■ DIRECTIONS
List each line in which the string "研究方向为医药法律与知识产权" appears.
-.-.-
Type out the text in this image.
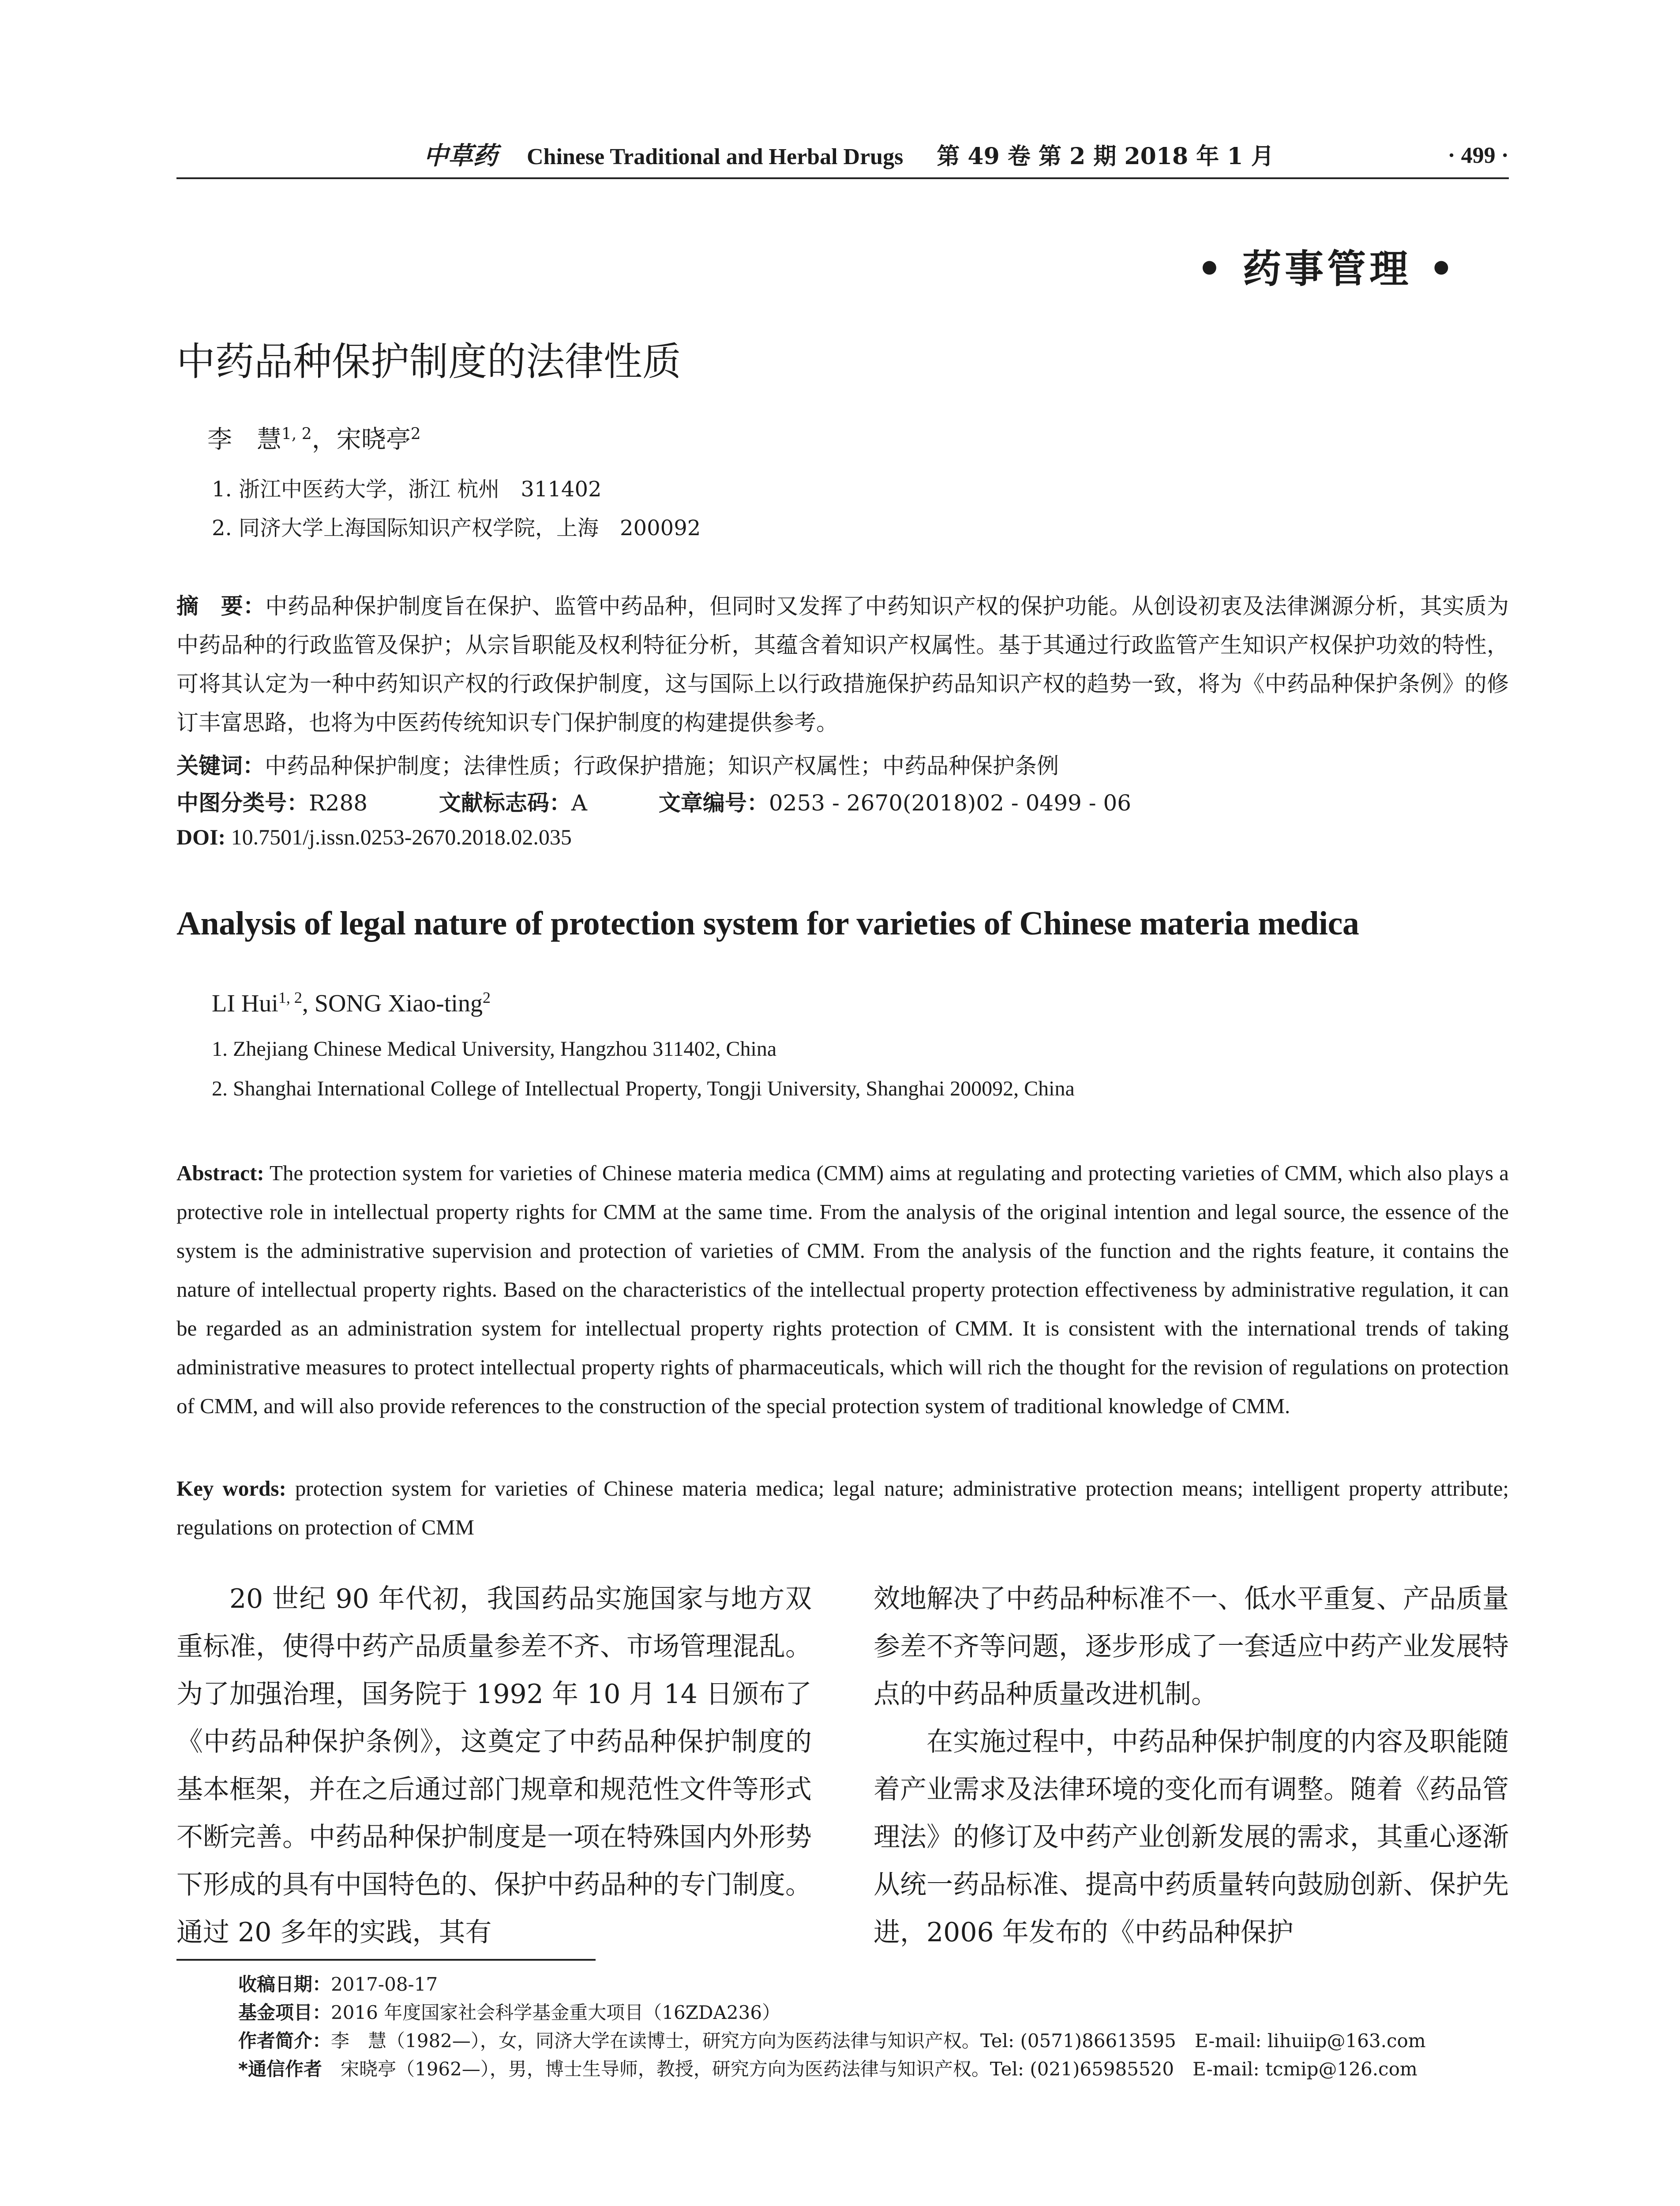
中草药 Chinese Traditional and Herbal Drugs 第 49 卷 第 2 期 2018 年 1 月	· 499 ·
• 药事管理 •
中药品种保护制度的法律性质
李　慧$^{1, 2}$，宋晓亭$^2$
1. 浙江中医药大学，浙江 杭州　311402
2. 同济大学上海国际知识产权学院，上海　200092
摘　要：中药品种保护制度旨在保护、监管中药品种，但同时又发挥了中药知识产权的保护功能。从创设初衷及法律渊源分析，其实质为中药品种的行政监管及保护；从宗旨职能及权利特征分析，其蕴含着知识产权属性。基于其通过行政监管产生知识产权保护功效的特性，可将其认定为一种中药知识产权的行政保护制度，这与国际上以行政措施保护药品知识产权的趋势一致，将为《中药品种保护条例》的修订丰富思路，也将为中医药传统知识专门保护制度的构建提供参考。
关键词：中药品种保护制度；法律性质；行政保护措施；知识产权属性；中药品种保护条例
中图分类号：R288	文献标志码：A	文章编号：0253 - 2670(2018)02 - 0499 - 06
DOI: 10.7501/j.issn.0253-2670.2018.02.035
Analysis of legal nature of protection system for varieties of Chinese materia medica
LI Hui$^{1, 2}$, SONG Xiao-ting$^2$
1. Zhejiang Chinese Medical University, Hangzhou 311402, China
2. Shanghai International College of Intellectual Property, Tongji University, Shanghai 200092, China
Abstract: The protection system for varieties of Chinese materia medica (CMM) aims at regulating and protecting varieties of CMM, which also plays a protective role in intellectual property rights for CMM at the same time. From the analysis of the original intention and legal source, the essence of the system is the administrative supervision and protection of varieties of CMM. From the analysis of the function and the rights feature, it contains the nature of intellectual property rights. Based on the characteristics of the intellectual property protection effectiveness by administrative regulation, it can be regarded as an administration system for intellectual property rights protection of CMM. It is consistent with the international trends of taking administrative measures to protect intellectual property rights of pharmaceuticals, which will rich the thought for the revision of regulations on protection of CMM, and will also provide references to the construction of the special protection system of traditional knowledge of CMM.
Key words: protection system for varieties of Chinese materia medica; legal nature; administrative protection means; intelligent property attribute; regulations on protection of CMM

20 世纪 90 年代初，我国药品实施国家与地方双重标准，使得中药产品质量参差不齐、市场管理混乱。为了加强治理，国务院于 1992 年 10 月 14 日颁布了《中药品种保护条例》，这奠定了中药品种保护制度的基本框架，并在之后通过部门规章和规范性文件等形式不断完善。中药品种保护制度是一项在特殊国内外形势下形成的具有中国特色的、保护中药品种的专门制度。通过 20 多年的实践，其有

效地解决了中药品种标准不一、低水平重复、产品质量参差不齐等问题，逐步形成了一套适应中药产业发展特点的中药品种质量改进机制。

在实施过程中，中药品种保护制度的内容及职能随着产业需求及法律环境的变化而有调整。随着《药品管理法》的修订及中药产业创新发展的需求，其重心逐渐从统一药品标准、提高中药质量转向鼓励创新、保护先进，2006 年发布的《中药品种保护

收稿日期：2017-08-17
基金项目：2016 年度国家社会科学基金重大项目（16ZDA236）
作者简介：李　慧（1982—），女，同济大学在读博士，研究方向为医药法律与知识产权。Tel: (0571)86613595　E-mail: lihuiip@163.com
*通信作者　 宋晓亭（1962—），男，博士生导师，教授，研究方向为医药法律与知识产权。Tel: (021)65985520　E-mail: tcmip@126.com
-.-.-
■ CORRECT ANSWER
作者简介：李　慧（1982—），女，同济大学在读博士，研究方向为医药法律与知识产权。Tel: (0571)86613595　E-mail: lihuiip@163.com
*通信作者　 宋晓亭（1962—），男，博士生导师，教授，研究方向为医药法律与知识产权。Tel: (021)65985520　E-mail: tcmip@126.com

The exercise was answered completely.